If a record holds a picture, leave the picture out, but write out everything else exactly.
☆ ☆ ☆ ☆
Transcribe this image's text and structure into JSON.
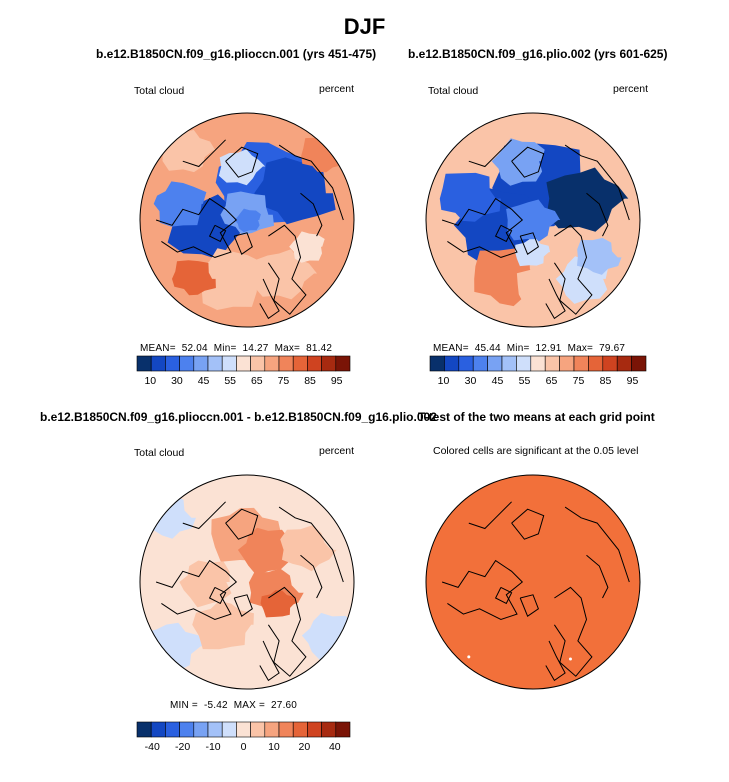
{
  "main_title": "DJF",
  "panels": {
    "p1": {
      "title": "b.e12.B1850CN.f09_g16.plioccn.001 (yrs 451-475)",
      "left_label": "Total cloud",
      "right_label": "percent",
      "stats": {
        "mean_label": "MEAN=",
        "mean": "52.04",
        "min_label": "Min=",
        "min": "14.27",
        "max_label": "Max=",
        "max": "81.42"
      }
    },
    "p2": {
      "title": "b.e12.B1850CN.f09_g16.plio.002 (yrs 601-625)",
      "left_label": "Total cloud",
      "right_label": "percent",
      "stats": {
        "mean_label": "MEAN=",
        "mean": "45.44",
        "min_label": "Min=",
        "min": "12.91",
        "max_label": "Max=",
        "max": "79.67"
      }
    },
    "p3": {
      "title": "b.e12.B1850CN.f09_g16.plioccn.001 - b.e12.B1850CN.f09_g16.plio.002",
      "left_label": "Total cloud",
      "right_label": "percent",
      "stats": {
        "min_label": "MIN =",
        "min": "-5.42",
        "max_label": "MAX =",
        "max": "27.60"
      }
    },
    "p4": {
      "title": "T-test of the two means at each grid point",
      "subtitle": "Colored cells are significant at the 0.05 level"
    }
  },
  "chart_data": [
    {
      "type": "heatmap",
      "projection": "north-polar-stereographic",
      "title": "b.e12.B1850CN.f09_g16.plioccn.001 (yrs 451-475)",
      "variable": "Total cloud",
      "units": "percent",
      "mean": 52.04,
      "min": 14.27,
      "max": 81.42,
      "colorbar_levels": [
        10,
        20,
        30,
        40,
        45,
        50,
        55,
        60,
        65,
        70,
        75,
        80,
        85,
        90,
        95
      ],
      "colorbar_ticks": [
        "10",
        "30",
        "45",
        "55",
        "65",
        "75",
        "85",
        "95"
      ]
    },
    {
      "type": "heatmap",
      "projection": "north-polar-stereographic",
      "title": "b.e12.B1850CN.f09_g16.plio.002 (yrs 601-625)",
      "variable": "Total cloud",
      "units": "percent",
      "mean": 45.44,
      "min": 12.91,
      "max": 79.67,
      "colorbar_levels": [
        10,
        20,
        30,
        40,
        45,
        50,
        55,
        60,
        65,
        70,
        75,
        80,
        85,
        90,
        95
      ],
      "colorbar_ticks": [
        "10",
        "30",
        "45",
        "55",
        "65",
        "75",
        "85",
        "95"
      ]
    },
    {
      "type": "heatmap",
      "projection": "north-polar-stereographic",
      "title": "b.e12.B1850CN.f09_g16.plioccn.001 - b.e12.B1850CN.f09_g16.plio.002",
      "variable": "Total cloud",
      "units": "percent",
      "min": -5.42,
      "max": 27.6,
      "colorbar_levels": [
        -50,
        -40,
        -30,
        -20,
        -15,
        -10,
        -5,
        0,
        5,
        10,
        15,
        20,
        30,
        40,
        50
      ],
      "colorbar_ticks": [
        "-40",
        "-20",
        "-10",
        "0",
        "10",
        "20",
        "40"
      ]
    },
    {
      "type": "heatmap",
      "projection": "north-polar-stereographic",
      "title": "T-test of the two means at each grid point",
      "annotation": "Colored cells are significant at the 0.05 level"
    }
  ],
  "colors": {
    "palette": [
      "#08306b",
      "#1347c2",
      "#2a60e0",
      "#4d81ee",
      "#78a2f3",
      "#a3c1f8",
      "#cfdffb",
      "#fbe2d4",
      "#fac4a8",
      "#f6a47f",
      "#f0845a",
      "#e56438",
      "#cf4320",
      "#a72a10",
      "#7a1406"
    ],
    "significant": "#f2703a",
    "coast": "#000000"
  }
}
☆ ☆ ☆ ☆
## Solution for this exercise
Transcribe this image's text and structure into JSON.
{
  "main_title": "DJF",
  "panels": {
    "p1": {
      "title": "b.e12.B1850CN.f09_g16.plioccn.001 (yrs 451-475)",
      "left_label": "Total cloud",
      "right_label": "percent",
      "stats": {
        "mean_label": "MEAN=",
        "mean": "52.04",
        "min_label": "Min=",
        "min": "14.27",
        "max_label": "Max=",
        "max": "81.42"
      }
    },
    "p2": {
      "title": "b.e12.B1850CN.f09_g16.plio.002 (yrs 601-625)",
      "left_label": "Total cloud",
      "right_label": "percent",
      "stats": {
        "mean_label": "MEAN=",
        "mean": "45.44",
        "min_label": "Min=",
        "min": "12.91",
        "max_label": "Max=",
        "max": "79.67"
      }
    },
    "p3": {
      "title": "b.e12.B1850CN.f09_g16.plioccn.001 - b.e12.B1850CN.f09_g16.plio.002",
      "left_label": "Total cloud",
      "right_label": "percent",
      "stats": {
        "min_label": "MIN =",
        "min": "-5.42",
        "max_label": "MAX =",
        "max": "27.60"
      }
    },
    "p4": {
      "title": "T-test of the two means at each grid point",
      "subtitle": "Colored cells are significant at the 0.05 level"
    }
  },
  "chart_data": [
    {
      "type": "heatmap",
      "projection": "north-polar-stereographic",
      "title": "b.e12.B1850CN.f09_g16.plioccn.001 (yrs 451-475)",
      "variable": "Total cloud",
      "units": "percent",
      "mean": 52.04,
      "min": 14.27,
      "max": 81.42,
      "colorbar_levels": [
        10,
        20,
        30,
        40,
        45,
        50,
        55,
        60,
        65,
        70,
        75,
        80,
        85,
        90,
        95
      ],
      "colorbar_ticks": [
        "10",
        "30",
        "45",
        "55",
        "65",
        "75",
        "85",
        "95"
      ]
    },
    {
      "type": "heatmap",
      "projection": "north-polar-stereographic",
      "title": "b.e12.B1850CN.f09_g16.plio.002 (yrs 601-625)",
      "variable": "Total cloud",
      "units": "percent",
      "mean": 45.44,
      "min": 12.91,
      "max": 79.67,
      "colorbar_levels": [
        10,
        20,
        30,
        40,
        45,
        50,
        55,
        60,
        65,
        70,
        75,
        80,
        85,
        90,
        95
      ],
      "colorbar_ticks": [
        "10",
        "30",
        "45",
        "55",
        "65",
        "75",
        "85",
        "95"
      ]
    },
    {
      "type": "heatmap",
      "projection": "north-polar-stereographic",
      "title": "b.e12.B1850CN.f09_g16.plioccn.001 - b.e12.B1850CN.f09_g16.plio.002",
      "variable": "Total cloud",
      "units": "percent",
      "min": -5.42,
      "max": 27.6,
      "colorbar_levels": [
        -50,
        -40,
        -30,
        -20,
        -15,
        -10,
        -5,
        0,
        5,
        10,
        15,
        20,
        30,
        40,
        50
      ],
      "colorbar_ticks": [
        "-40",
        "-20",
        "-10",
        "0",
        "10",
        "20",
        "40"
      ]
    },
    {
      "type": "heatmap",
      "projection": "north-polar-stereographic",
      "title": "T-test of the two means at each grid point",
      "annotation": "Colored cells are significant at the 0.05 level"
    }
  ],
  "colors": {
    "palette": [
      "#08306b",
      "#1347c2",
      "#2a60e0",
      "#4d81ee",
      "#78a2f3",
      "#a3c1f8",
      "#cfdffb",
      "#fbe2d4",
      "#fac4a8",
      "#f6a47f",
      "#f0845a",
      "#e56438",
      "#cf4320",
      "#a72a10",
      "#7a1406"
    ],
    "significant": "#f2703a",
    "coast": "#000000"
  }
}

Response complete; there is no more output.